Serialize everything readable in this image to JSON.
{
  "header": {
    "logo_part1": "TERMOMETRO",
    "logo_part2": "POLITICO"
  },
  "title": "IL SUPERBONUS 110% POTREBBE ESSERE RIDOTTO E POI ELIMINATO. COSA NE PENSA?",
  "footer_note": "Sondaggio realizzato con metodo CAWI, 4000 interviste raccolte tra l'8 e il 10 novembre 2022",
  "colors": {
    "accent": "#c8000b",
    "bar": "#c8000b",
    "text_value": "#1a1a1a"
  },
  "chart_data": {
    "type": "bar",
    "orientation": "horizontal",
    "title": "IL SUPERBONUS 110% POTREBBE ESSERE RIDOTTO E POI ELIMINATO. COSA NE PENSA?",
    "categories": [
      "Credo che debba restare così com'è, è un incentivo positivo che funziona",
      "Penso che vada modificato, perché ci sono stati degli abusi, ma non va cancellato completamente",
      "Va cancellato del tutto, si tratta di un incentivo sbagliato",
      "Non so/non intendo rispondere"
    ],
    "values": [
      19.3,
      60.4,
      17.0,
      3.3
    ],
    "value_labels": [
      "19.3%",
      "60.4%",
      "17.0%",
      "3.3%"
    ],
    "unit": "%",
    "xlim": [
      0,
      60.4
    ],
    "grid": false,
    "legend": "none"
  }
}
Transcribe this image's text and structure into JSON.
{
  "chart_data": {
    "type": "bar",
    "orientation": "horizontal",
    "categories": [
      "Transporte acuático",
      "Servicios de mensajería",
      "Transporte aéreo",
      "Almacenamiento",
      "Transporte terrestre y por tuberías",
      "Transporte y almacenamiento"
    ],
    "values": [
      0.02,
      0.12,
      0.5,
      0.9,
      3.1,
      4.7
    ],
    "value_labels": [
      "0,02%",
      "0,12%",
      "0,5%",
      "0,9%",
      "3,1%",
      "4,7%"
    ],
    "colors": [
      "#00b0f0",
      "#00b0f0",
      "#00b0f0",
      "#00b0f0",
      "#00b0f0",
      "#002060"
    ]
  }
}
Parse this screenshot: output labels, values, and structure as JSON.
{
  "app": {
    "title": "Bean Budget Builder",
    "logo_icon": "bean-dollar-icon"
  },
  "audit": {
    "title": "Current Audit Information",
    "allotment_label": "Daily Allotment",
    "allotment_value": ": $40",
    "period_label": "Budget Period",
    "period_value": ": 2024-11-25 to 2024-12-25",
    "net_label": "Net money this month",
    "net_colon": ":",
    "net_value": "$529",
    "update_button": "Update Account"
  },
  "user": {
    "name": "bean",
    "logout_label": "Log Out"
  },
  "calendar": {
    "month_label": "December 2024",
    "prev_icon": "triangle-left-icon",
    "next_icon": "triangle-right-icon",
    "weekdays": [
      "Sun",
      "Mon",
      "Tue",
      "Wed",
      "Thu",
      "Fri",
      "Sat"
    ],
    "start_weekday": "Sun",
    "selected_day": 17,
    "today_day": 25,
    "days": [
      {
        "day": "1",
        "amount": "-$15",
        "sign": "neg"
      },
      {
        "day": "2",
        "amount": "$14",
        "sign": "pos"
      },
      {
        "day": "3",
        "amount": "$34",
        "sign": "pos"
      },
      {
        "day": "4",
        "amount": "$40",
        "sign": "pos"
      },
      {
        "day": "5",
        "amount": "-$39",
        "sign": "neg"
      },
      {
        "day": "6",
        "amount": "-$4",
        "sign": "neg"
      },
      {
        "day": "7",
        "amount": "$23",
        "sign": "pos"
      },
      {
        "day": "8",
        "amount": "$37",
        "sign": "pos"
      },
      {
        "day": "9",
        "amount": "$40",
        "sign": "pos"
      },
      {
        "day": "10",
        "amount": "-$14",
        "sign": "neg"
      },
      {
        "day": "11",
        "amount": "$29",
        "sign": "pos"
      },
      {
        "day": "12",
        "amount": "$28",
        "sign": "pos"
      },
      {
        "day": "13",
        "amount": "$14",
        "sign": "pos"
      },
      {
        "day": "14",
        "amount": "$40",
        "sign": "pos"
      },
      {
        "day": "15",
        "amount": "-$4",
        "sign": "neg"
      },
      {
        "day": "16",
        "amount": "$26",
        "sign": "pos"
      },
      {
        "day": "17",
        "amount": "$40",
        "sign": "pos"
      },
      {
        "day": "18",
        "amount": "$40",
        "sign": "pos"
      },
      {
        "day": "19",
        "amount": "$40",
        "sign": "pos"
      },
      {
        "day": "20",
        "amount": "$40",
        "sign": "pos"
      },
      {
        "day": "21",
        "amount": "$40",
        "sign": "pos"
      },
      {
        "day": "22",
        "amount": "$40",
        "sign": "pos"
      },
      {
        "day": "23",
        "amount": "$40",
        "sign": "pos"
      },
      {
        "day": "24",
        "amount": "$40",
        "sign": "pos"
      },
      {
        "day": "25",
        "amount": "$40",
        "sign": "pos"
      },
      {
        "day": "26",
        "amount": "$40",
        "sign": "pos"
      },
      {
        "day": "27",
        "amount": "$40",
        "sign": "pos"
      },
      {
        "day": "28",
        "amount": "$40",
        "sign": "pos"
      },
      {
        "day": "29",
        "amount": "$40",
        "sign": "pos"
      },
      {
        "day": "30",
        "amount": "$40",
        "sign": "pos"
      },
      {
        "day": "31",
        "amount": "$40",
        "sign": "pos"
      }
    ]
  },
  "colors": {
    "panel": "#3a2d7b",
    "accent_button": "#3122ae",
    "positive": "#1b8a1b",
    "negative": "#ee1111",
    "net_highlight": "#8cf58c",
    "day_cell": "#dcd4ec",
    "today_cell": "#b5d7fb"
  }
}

★ ★ ★ ★

Report only the number of lines in the data above that contain "Budget".

THE COMPLETED TASK
2